Your job is to retype all of the data word for word, leaving every image out.

Start of DATASET ROWS

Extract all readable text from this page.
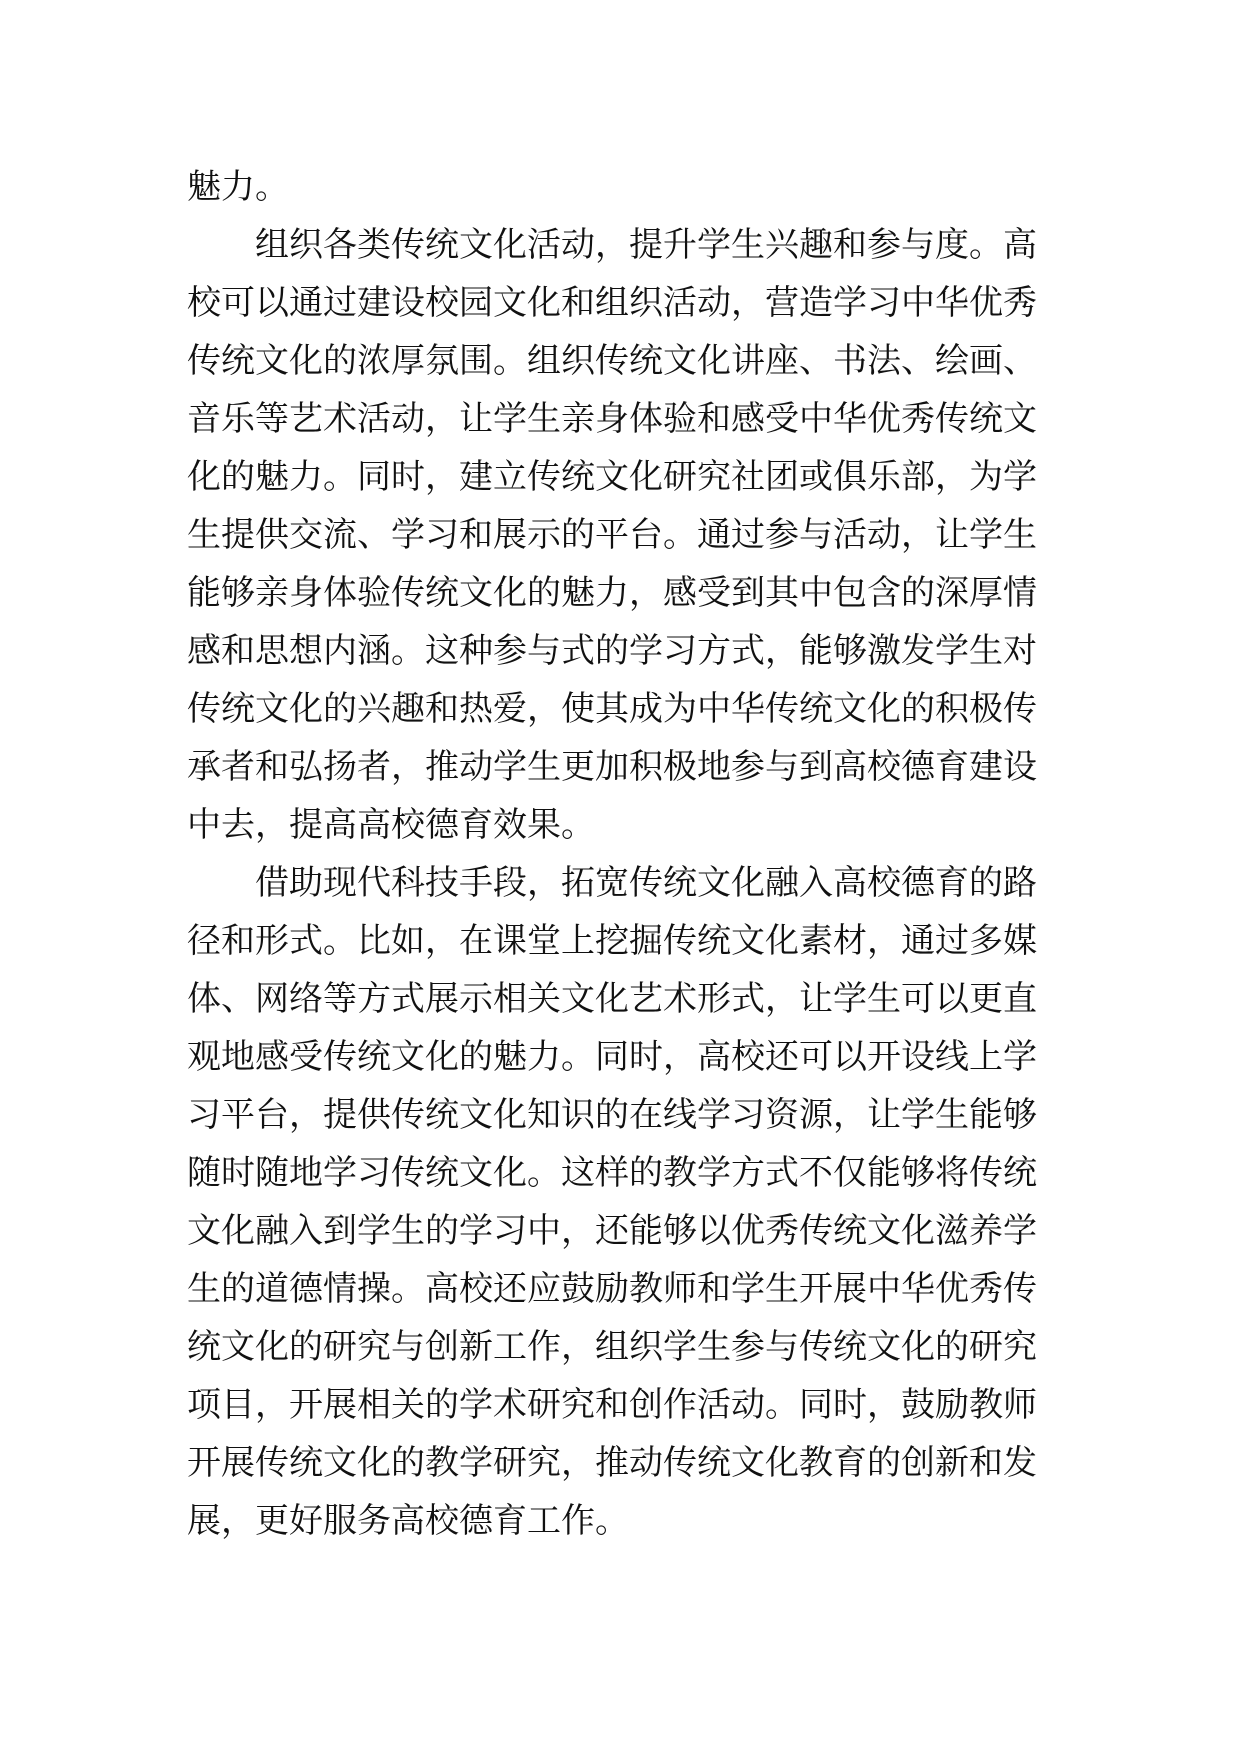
魅力。
组织各类传统文化活动，提升学生兴趣和参与度。高
校可以通过建设校园文化和组织活动，营造学习中华优秀
传统文化的浓厚氛围。组织传统文化讲座、书法、绘画、
音乐等艺术活动，让学生亲身体验和感受中华优秀传统文
化的魅力。同时，建立传统文化研究社团或俱乐部，为学
生提供交流、学习和展示的平台。通过参与活动，让学生
能够亲身体验传统文化的魅力，感受到其中包含的深厚情
感和思想内涵。这种参与式的学习方式，能够激发学生对
传统文化的兴趣和热爱，使其成为中华传统文化的积极传
承者和弘扬者，推动学生更加积极地参与到高校德育建设
中去，提高高校德育效果。
借助现代科技手段，拓宽传统文化融入高校德育的路
径和形式。比如，在课堂上挖掘传统文化素材，通过多媒
体、网络等方式展示相关文化艺术形式，让学生可以更直
观地感受传统文化的魅力。同时，高校还可以开设线上学
习平台，提供传统文化知识的在线学习资源，让学生能够
随时随地学习传统文化。这样的教学方式不仅能够将传统
文化融入到学生的学习中，还能够以优秀传统文化滋养学
生的道德情操。高校还应鼓励教师和学生开展中华优秀传
统文化的研究与创新工作，组织学生参与传统文化的研究
项目，开展相关的学术研究和创作活动。同时，鼓励教师
开展传统文化的教学研究，推动传统文化教育的创新和发
展，更好服务高校德育工作。
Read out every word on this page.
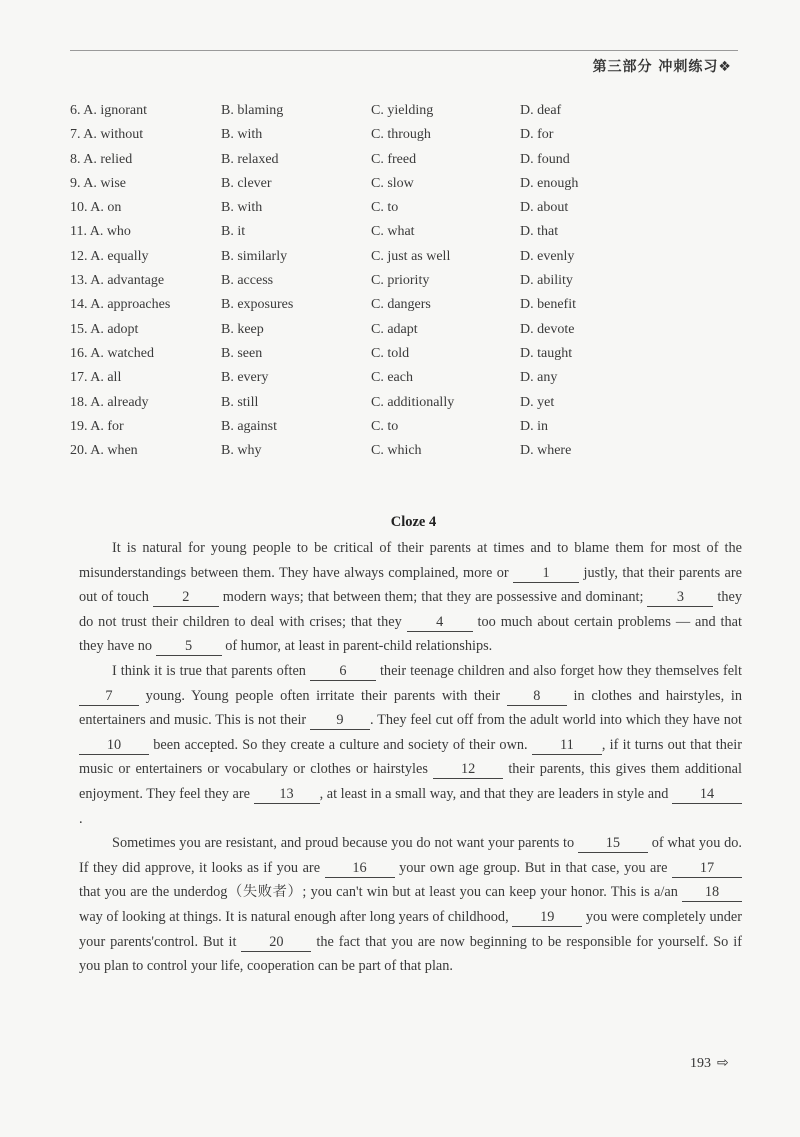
第三部分 冲刺练习❖
6. A. ignorant	B. blaming	C. yielding	D. deaf
7. A. without	B. with	C. through	D. for
8. A. relied	B. relaxed	C. freed	D. found
9. A. wise	B. clever	C. slow	D. enough
10. A. on	B. with	C. to	D. about
11. A. who	B. it	C. what	D. that
12. A. equally	B. similarly	C. just as well	D. evenly
13. A. advantage	B. access	C. priority	D. ability
14. A. approaches	B. exposures	C. dangers	D. benefit
15. A. adopt	B. keep	C. adapt	D. devote
16. A. watched	B. seen	C. told	D. taught
17. A. all	B. every	C. each	D. any
18. A. already	B. still	C. additionally	D. yet
19. A. for	B. against	C. to	D. in
20. A. when	B. why	C. which	D. where
Cloze 4

It is natural for young people to be critical of their parents at times and to blame them for most of the misunderstandings between them. They have always complained, more or 1 justly, that their parents are out of touch 2 modern ways; that between them; that they are possessive and dominant; 3 they do not trust their children to deal with crises; that they 4 too much about certain problems — and that they have no 5 of humor, at least in parent-child relationships.

I think it is true that parents often 6 their teenage children and also forget how they themselves felt 7 young. Young people often irritate their parents with their 8 in clothes and hairstyles, in entertainers and music. This is not their 9 . They feel cut off from the adult world into which they have not 10 been accepted. So they create a culture and society of their own. 11 , if it turns out that their music or entertainers or vocabulary or clothes or hairstyles 12 their parents, this gives them additional enjoyment. They feel they are 13 , at least in a small way, and that they are leaders in style and 14.

Sometimes you are resistant, and proud because you do not want your parents to 15 of what you do. If they did approve, it looks as if you are 16 your own age group. But in that case, you are 17 that you are the underdog（失败者）; you can't win but at least you can keep your honor. This is a/an 18 way of looking at things. It is natural enough after long years of childhood, 19 you were completely under your parents'control. But it 20 the fact that you are now beginning to be responsible for yourself. So if you plan to control your life, cooperation can be part of that plan.

193 ⇨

End of DATASET ROWS

■ **THE SOLUTION**
Extract all readable text from this page.
魅力。
组织各类传统文化活动，提升学生兴趣和参与度。高
校可以通过建设校园文化和组织活动，营造学习中华优秀
传统文化的浓厚氛围。组织传统文化讲座、书法、绘画、
音乐等艺术活动，让学生亲身体验和感受中华优秀传统文
化的魅力。同时，建立传统文化研究社团或俱乐部，为学
生提供交流、学习和展示的平台。通过参与活动，让学生
能够亲身体验传统文化的魅力，感受到其中包含的深厚情
感和思想内涵。这种参与式的学习方式，能够激发学生对
传统文化的兴趣和热爱，使其成为中华传统文化的积极传
承者和弘扬者，推动学生更加积极地参与到高校德育建设
中去，提高高校德育效果。
借助现代科技手段，拓宽传统文化融入高校德育的路
径和形式。比如，在课堂上挖掘传统文化素材，通过多媒
体、网络等方式展示相关文化艺术形式，让学生可以更直
观地感受传统文化的魅力。同时，高校还可以开设线上学
习平台，提供传统文化知识的在线学习资源，让学生能够
随时随地学习传统文化。这样的教学方式不仅能够将传统
文化融入到学生的学习中，还能够以优秀传统文化滋养学
生的道德情操。高校还应鼓励教师和学生开展中华优秀传
统文化的研究与创新工作，组织学生参与传统文化的研究
项目，开展相关的学术研究和创作活动。同时，鼓励教师
开展传统文化的教学研究，推动传统文化教育的创新和发
展，更好服务高校德育工作。
Read out every word on this page.
第三部分 冲刺练习❖
6. A. ignorant	B. blaming	C. yielding	D. deaf
7. A. without	B. with	C. through	D. for
8. A. relied	B. relaxed	C. freed	D. found
9. A. wise	B. clever	C. slow	D. enough
10. A. on	B. with	C. to	D. about
11. A. who	B. it	C. what	D. that
12. A. equally	B. similarly	C. just as well	D. evenly
13. A. advantage	B. access	C. priority	D. ability
14. A. approaches	B. exposures	C. dangers	D. benefit
15. A. adopt	B. keep	C. adapt	D. devote
16. A. watched	B. seen	C. told	D. taught
17. A. all	B. every	C. each	D. any
18. A. already	B. still	C. additionally	D. yet
19. A. for	B. against	C. to	D. in
20. A. when	B. why	C. which	D. where
Cloze 4

It is natural for young people to be critical of their parents at times and to blame them for most of the misunderstandings between them. They have always complained, more or 1 justly, that their parents are out of touch 2 modern ways; that between them; that they are possessive and dominant; 3 they do not trust their children to deal with crises; that they 4 too much about certain problems — and that they have no 5 of humor, at least in parent-child relationships.

I think it is true that parents often 6 their teenage children and also forget how they themselves felt 7 young. Young people often irritate their parents with their 8 in clothes and hairstyles, in entertainers and music. This is not their 9 . They feel cut off from the adult world into which they have not 10 been accepted. So they create a culture and society of their own. 11 , if it turns out that their music or entertainers or vocabulary or clothes or hairstyles 12 their parents, this gives them additional enjoyment. They feel they are 13 , at least in a small way, and that they are leaders in style and 14.

Sometimes you are resistant, and proud because you do not want your parents to 15 of what you do. If they did approve, it looks as if you are 16 your own age group. But in that case, you are 17 that you are the underdog（失败者）; you can't win but at least you can keep your honor. This is a/an 18 way of looking at things. It is natural enough after long years of childhood, 19 you were completely under your parents'control. But it 20 the fact that you are now beginning to be responsible for yourself. So if you plan to control your life, cooperation can be part of that plan.

193 ⇨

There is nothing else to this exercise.